■ **TASK INPUTS**:

..............................

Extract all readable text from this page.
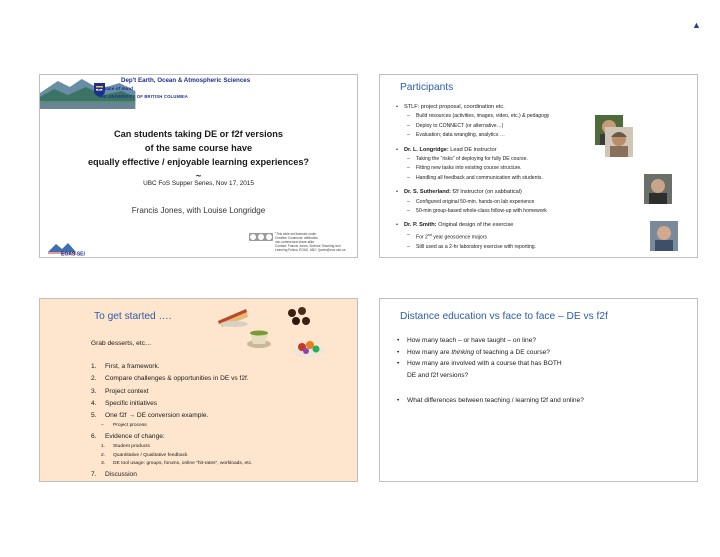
▲
Dep't Earth, Ocean & Atmospheric Sciences
a place of mind
THE UNIVERSITY OF BRITISH COLUMBIA
Can students taking DE or f2f versions
of the same course have
equally effective / enjoyable learning experiences?
~
UBC FoS Supper Series, Nov 17, 2015
Francis Jones, with Louise Longridge
EOAS-SEI
"This slide set licensed under
Creative Commons: attribution
non-commercial share-alike.
Contact: Francis Jones, Science Teaching and
Learning Fellow, EOAS, UBC; fjones@eos.ubc.ca
Participants
• STLF: project proposal, coordination etc.
– Build resources (activities, images, video, etc.) & pedagogy
– Deploy to CONNECT (or alternative…)
– Evaluation; data wrangling, analytics …
• Dr. L. Longridge: Lead DE instructor
– Taking the “risks” of deploying for fully DE course.
– Fitting new tasks into existing course structure.
– Handling all feedback and communication with students.
• Dr. S. Sutherland: f2f Instructor (on sabbatical)
– Configured original 50-min. hands-on lab experience
– 50-min group-based whole-class follow-up with homework
• Dr. P. Smith: Original design of the exercise
– For 2nd year geoscience majors
– Still used as a 2-hr laboratory exercise with reporting.
To get started ….
Grab desserts, etc…
1. First, a framework.
2. Compare challenges & opportunities in DE vs f2f.
3. Project context
4. Specific initiatives
5. One f2f → DE conversion example.
– Project process
6. Evidence of change:
1. Student products
2. Quantitative / Qualitative feedback
3. DE tool usage: groups, forums, online “hit-rates”, workloads, etc.
7. Discussion
Distance education vs face to face – DE vs f2f
• How many teach – or have taught – on line?
• How many are thinking of teaching a DE course?
• How many are involved with a course that has BOTH
DE and f2f versions?
• What differences between teaching / learning f2f and online?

..............................

■ **WORK REQUIRED**: Leave the images out and output the remaining material exactly as it stands.

■ **IN RESPONSE**:
Extract all readable text from this page.
▲
Dep't Earth, Ocean & Atmospheric Sciences
a place of mind
THE UNIVERSITY OF BRITISH COLUMBIA
Can students taking DE or f2f versions
of the same course have
equally effective / enjoyable learning experiences?
~
UBC FoS Supper Series, Nov 17, 2015
Francis Jones, with Louise Longridge
EOAS-SEI
"This slide set licensed under
Creative Commons: attribution
non-commercial share-alike.
Contact: Francis Jones, Science Teaching and
Learning Fellow, EOAS, UBC; fjones@eos.ubc.ca
Participants
• STLF: project proposal, coordination etc.
– Build resources (activities, images, video, etc.) & pedagogy
– Deploy to CONNECT (or alternative…)
– Evaluation; data wrangling, analytics …
• Dr. L. Longridge: Lead DE instructor
– Taking the “risks” of deploying for fully DE course.
– Fitting new tasks into existing course structure.
– Handling all feedback and communication with students.
• Dr. S. Sutherland: f2f Instructor (on sabbatical)
– Configured original 50-min. hands-on lab experience
– 50-min group-based whole-class follow-up with homework
• Dr. P. Smith: Original design of the exercise
– For 2nd year geoscience majors
– Still used as a 2-hr laboratory exercise with reporting.
To get started ….
Grab desserts, etc…
1. First, a framework.
2. Compare challenges & opportunities in DE vs f2f.
3. Project context
4. Specific initiatives
5. One f2f → DE conversion example.
– Project process
6. Evidence of change:
1. Student products
2. Quantitative / Qualitative feedback
3. DE tool usage: groups, forums, online “hit-rates”, workloads, etc.
7. Discussion
Distance education vs face to face – DE vs f2f
• How many teach – or have taught – on line?
• How many are thinking of teaching a DE course?
• How many are involved with a course that has BOTH
DE and f2f versions?
• What differences between teaching / learning f2f and online?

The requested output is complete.